Trump já usou ameaças tarifárias para atingir outros objetivos geopolíticos.
Em janeiro, ele anunciou tarifas abrangentes sobre a Colômbia, antes de retirar abruptamente a ameaça após chegar a um acordo sobre o retorno de migrantes deportados. Ele também impôs tarifas de 20% à China por sua suposta falha em interromper o fluxo de fentanil para os EUA e ameaçou os países do BRICS com tarifas mais altas por desvalorizarem o dólar.
Ainda assim, é inédito que os EUA adicionem uma tarifa a um país estrangeiro para interromper um processo judicial, de acordo com Stephen Olson, pesquisador sênior visitante do ISEAS–Instituto Yusof Ishak e ex-negociador comercial dos EUA.

[Linhas de dados]
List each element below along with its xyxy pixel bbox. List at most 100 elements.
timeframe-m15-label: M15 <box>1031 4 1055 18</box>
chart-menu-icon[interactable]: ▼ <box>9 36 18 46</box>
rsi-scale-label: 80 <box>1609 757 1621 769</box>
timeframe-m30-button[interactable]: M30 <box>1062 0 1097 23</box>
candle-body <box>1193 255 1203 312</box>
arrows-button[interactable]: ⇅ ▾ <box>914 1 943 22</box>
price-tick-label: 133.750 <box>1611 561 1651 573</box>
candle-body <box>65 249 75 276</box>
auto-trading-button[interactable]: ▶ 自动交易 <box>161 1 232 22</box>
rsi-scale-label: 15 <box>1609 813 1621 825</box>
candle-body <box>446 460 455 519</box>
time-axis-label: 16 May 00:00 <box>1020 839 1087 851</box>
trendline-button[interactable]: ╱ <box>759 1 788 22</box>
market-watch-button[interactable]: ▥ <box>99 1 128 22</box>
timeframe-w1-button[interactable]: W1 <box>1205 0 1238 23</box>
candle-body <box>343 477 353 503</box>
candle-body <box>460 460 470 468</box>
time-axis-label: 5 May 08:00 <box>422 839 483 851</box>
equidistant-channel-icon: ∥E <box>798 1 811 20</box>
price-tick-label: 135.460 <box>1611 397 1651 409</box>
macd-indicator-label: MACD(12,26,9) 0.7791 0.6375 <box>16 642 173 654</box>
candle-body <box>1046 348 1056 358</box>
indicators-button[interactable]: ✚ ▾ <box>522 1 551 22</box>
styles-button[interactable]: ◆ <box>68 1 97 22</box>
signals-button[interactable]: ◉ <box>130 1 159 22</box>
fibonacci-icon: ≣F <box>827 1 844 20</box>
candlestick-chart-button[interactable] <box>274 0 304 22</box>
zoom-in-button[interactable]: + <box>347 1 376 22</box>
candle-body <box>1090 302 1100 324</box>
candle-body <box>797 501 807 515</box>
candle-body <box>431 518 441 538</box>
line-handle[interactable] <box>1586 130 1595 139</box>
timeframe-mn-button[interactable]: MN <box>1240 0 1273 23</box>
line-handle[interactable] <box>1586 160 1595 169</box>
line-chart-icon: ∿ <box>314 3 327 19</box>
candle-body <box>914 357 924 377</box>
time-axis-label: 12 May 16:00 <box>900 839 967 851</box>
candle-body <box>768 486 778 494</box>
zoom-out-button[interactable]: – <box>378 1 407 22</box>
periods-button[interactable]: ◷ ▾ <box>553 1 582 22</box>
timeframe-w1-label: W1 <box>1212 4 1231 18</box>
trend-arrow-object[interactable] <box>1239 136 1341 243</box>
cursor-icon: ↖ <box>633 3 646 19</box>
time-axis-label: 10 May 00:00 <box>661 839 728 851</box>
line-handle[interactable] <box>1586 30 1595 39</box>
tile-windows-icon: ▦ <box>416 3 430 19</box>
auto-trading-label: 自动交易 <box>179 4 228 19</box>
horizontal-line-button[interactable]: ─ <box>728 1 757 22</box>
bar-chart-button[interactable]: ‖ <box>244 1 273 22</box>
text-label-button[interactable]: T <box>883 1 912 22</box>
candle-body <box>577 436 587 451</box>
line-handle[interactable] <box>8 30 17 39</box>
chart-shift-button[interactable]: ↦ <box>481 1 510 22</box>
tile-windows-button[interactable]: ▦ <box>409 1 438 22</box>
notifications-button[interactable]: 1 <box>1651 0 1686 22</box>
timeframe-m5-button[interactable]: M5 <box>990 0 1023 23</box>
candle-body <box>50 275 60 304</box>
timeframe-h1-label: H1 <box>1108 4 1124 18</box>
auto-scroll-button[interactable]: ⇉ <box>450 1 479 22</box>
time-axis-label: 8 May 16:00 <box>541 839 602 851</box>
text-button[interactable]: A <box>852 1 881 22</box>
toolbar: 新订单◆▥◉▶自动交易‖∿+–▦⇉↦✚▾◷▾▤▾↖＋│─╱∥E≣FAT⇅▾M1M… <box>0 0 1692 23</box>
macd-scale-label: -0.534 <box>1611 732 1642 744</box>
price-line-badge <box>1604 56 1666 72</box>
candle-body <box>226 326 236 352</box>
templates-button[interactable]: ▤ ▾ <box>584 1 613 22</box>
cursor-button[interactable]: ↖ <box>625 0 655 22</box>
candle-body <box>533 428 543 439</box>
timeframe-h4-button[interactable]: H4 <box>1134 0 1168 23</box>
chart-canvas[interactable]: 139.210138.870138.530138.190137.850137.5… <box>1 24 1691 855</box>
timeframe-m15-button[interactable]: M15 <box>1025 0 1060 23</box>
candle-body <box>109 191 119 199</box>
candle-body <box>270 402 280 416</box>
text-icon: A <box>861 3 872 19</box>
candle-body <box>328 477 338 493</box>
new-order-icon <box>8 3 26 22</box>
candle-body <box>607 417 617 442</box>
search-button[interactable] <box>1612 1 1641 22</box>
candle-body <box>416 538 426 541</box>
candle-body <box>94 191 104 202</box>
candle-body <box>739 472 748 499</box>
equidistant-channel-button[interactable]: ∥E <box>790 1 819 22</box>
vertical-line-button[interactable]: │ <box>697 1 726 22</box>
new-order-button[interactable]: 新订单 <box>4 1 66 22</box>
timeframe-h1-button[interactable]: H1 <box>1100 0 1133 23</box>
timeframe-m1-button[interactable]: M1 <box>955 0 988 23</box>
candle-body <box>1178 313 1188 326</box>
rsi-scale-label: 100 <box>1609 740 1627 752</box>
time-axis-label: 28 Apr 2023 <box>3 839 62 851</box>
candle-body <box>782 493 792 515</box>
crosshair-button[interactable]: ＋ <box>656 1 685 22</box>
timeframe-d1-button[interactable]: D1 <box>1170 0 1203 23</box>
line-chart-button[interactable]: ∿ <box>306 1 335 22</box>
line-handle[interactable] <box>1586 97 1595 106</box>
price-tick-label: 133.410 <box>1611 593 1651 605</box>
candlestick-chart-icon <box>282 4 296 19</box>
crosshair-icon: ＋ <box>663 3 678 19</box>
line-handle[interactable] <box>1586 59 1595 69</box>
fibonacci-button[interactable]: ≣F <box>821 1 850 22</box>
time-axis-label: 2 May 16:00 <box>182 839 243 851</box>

◆ **Tarefa pedida**
Explique, em uma a três frases, por que Trump retirou a ameaça de tarifas sobre a Colômbia, segundo o texto de origem.

◆ **Resposta**
Trump retirou abruptamente a ameaça de tarifas abrangentes sobre a Colômbia porque chegou a um acordo sobre o retorno de migrantes deportados.